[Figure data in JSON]

──────────────────────────────

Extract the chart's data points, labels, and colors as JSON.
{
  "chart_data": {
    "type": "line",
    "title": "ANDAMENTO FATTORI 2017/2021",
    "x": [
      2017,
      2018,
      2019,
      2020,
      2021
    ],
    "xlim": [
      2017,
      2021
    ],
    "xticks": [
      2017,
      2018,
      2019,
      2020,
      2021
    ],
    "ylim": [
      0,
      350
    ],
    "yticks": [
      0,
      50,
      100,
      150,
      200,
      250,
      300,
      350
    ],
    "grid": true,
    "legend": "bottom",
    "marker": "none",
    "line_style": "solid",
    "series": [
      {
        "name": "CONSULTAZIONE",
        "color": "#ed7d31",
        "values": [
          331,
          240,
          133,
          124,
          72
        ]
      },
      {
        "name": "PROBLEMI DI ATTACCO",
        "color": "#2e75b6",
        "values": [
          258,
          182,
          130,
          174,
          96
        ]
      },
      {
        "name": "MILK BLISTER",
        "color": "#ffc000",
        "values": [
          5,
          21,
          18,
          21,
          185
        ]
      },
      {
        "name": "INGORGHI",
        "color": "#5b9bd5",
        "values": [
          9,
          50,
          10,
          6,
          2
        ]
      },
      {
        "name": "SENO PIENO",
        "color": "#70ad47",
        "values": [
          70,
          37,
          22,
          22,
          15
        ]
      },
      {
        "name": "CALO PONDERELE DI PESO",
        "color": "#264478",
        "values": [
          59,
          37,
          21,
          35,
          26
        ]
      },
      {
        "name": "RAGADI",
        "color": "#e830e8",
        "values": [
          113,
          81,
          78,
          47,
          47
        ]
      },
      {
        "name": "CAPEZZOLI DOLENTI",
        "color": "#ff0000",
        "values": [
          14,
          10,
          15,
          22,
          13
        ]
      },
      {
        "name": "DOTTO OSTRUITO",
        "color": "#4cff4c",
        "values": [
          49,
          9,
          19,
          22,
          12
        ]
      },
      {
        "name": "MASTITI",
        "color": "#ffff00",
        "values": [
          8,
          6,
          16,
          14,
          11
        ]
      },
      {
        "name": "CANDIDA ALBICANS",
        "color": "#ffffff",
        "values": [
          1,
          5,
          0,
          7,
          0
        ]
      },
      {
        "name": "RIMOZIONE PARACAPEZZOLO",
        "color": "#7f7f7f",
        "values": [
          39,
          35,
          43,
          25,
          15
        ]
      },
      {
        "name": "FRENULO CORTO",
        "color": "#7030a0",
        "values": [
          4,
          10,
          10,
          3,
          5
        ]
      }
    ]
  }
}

──────────────────────────────

Required work: Reproduce all of the material above word for word.

Answer for this exercise:
Extract the chart's data points, labels, and colors as JSON.
{
  "chart_data": {
    "type": "line",
    "title": "ANDAMENTO FATTORI 2017/2021",
    "x": [
      2017,
      2018,
      2019,
      2020,
      2021
    ],
    "xlim": [
      2017,
      2021
    ],
    "xticks": [
      2017,
      2018,
      2019,
      2020,
      2021
    ],
    "ylim": [
      0,
      350
    ],
    "yticks": [
      0,
      50,
      100,
      150,
      200,
      250,
      300,
      350
    ],
    "grid": true,
    "legend": "bottom",
    "marker": "none",
    "line_style": "solid",
    "series": [
      {
        "name": "CONSULTAZIONE",
        "color": "#ed7d31",
        "values": [
          331,
          240,
          133,
          124,
          72
        ]
      },
      {
        "name": "PROBLEMI DI ATTACCO",
        "color": "#2e75b6",
        "values": [
          258,
          182,
          130,
          174,
          96
        ]
      },
      {
        "name": "MILK BLISTER",
        "color": "#ffc000",
        "values": [
          5,
          21,
          18,
          21,
          185
        ]
      },
      {
        "name": "INGORGHI",
        "color": "#5b9bd5",
        "values": [
          9,
          50,
          10,
          6,
          2
        ]
      },
      {
        "name": "SENO PIENO",
        "color": "#70ad47",
        "values": [
          70,
          37,
          22,
          22,
          15
        ]
      },
      {
        "name": "CALO PONDERELE DI PESO",
        "color": "#264478",
        "values": [
          59,
          37,
          21,
          35,
          26
        ]
      },
      {
        "name": "RAGADI",
        "color": "#e830e8",
        "values": [
          113,
          81,
          78,
          47,
          47
        ]
      },
      {
        "name": "CAPEZZOLI DOLENTI",
        "color": "#ff0000",
        "values": [
          14,
          10,
          15,
          22,
          13
        ]
      },
      {
        "name": "DOTTO OSTRUITO",
        "color": "#4cff4c",
        "values": [
          49,
          9,
          19,
          22,
          12
        ]
      },
      {
        "name": "MASTITI",
        "color": "#ffff00",
        "values": [
          8,
          6,
          16,
          14,
          11
        ]
      },
      {
        "name": "CANDIDA ALBICANS",
        "color": "#ffffff",
        "values": [
          1,
          5,
          0,
          7,
          0
        ]
      },
      {
        "name": "RIMOZIONE PARACAPEZZOLO",
        "color": "#7f7f7f",
        "values": [
          39,
          35,
          43,
          25,
          15
        ]
      },
      {
        "name": "FRENULO CORTO",
        "color": "#7030a0",
        "values": [
          4,
          10,
          10,
          3,
          5
        ]
      }
    ]
  }
}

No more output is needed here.